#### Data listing
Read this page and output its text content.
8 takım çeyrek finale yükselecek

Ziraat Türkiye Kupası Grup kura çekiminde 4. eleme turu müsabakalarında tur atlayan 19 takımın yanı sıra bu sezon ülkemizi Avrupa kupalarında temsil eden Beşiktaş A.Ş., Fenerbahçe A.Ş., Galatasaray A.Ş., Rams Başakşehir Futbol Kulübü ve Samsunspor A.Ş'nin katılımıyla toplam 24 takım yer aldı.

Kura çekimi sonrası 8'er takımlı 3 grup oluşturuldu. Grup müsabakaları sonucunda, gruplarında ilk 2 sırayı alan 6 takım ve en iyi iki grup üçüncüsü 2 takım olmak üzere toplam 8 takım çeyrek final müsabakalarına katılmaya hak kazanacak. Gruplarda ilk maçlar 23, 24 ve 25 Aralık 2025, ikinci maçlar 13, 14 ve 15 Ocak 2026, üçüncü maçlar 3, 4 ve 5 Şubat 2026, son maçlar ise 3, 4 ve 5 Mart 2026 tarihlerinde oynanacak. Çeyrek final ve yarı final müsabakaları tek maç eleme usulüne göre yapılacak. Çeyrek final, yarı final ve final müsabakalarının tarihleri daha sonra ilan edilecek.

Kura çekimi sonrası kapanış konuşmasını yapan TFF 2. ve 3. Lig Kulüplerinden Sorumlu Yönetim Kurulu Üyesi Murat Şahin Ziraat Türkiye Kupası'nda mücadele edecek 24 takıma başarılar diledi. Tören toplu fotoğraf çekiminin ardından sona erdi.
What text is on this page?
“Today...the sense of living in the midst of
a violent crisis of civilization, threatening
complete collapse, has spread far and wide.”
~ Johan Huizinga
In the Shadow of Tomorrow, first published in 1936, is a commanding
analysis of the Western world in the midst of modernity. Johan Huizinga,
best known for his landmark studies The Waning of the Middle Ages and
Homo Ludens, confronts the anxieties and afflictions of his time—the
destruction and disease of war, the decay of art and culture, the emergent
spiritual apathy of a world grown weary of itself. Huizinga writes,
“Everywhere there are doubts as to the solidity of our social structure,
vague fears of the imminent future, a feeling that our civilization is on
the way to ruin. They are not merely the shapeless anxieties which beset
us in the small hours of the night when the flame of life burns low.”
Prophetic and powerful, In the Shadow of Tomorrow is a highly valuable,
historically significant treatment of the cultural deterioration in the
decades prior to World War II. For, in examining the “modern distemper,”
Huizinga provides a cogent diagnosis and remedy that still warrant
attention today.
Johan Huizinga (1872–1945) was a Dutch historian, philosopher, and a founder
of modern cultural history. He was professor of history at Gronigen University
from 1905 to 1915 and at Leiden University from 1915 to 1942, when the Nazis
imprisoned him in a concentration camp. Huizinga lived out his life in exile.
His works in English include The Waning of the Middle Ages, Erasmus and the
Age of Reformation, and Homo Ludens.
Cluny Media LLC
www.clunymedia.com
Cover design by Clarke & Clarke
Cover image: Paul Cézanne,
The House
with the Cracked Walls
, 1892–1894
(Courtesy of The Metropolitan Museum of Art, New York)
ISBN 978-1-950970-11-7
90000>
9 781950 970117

#### THE EXERCISE
Determine the number of lines containing "Homo". Write only that number.

#### WRITTEN SOLUTION
2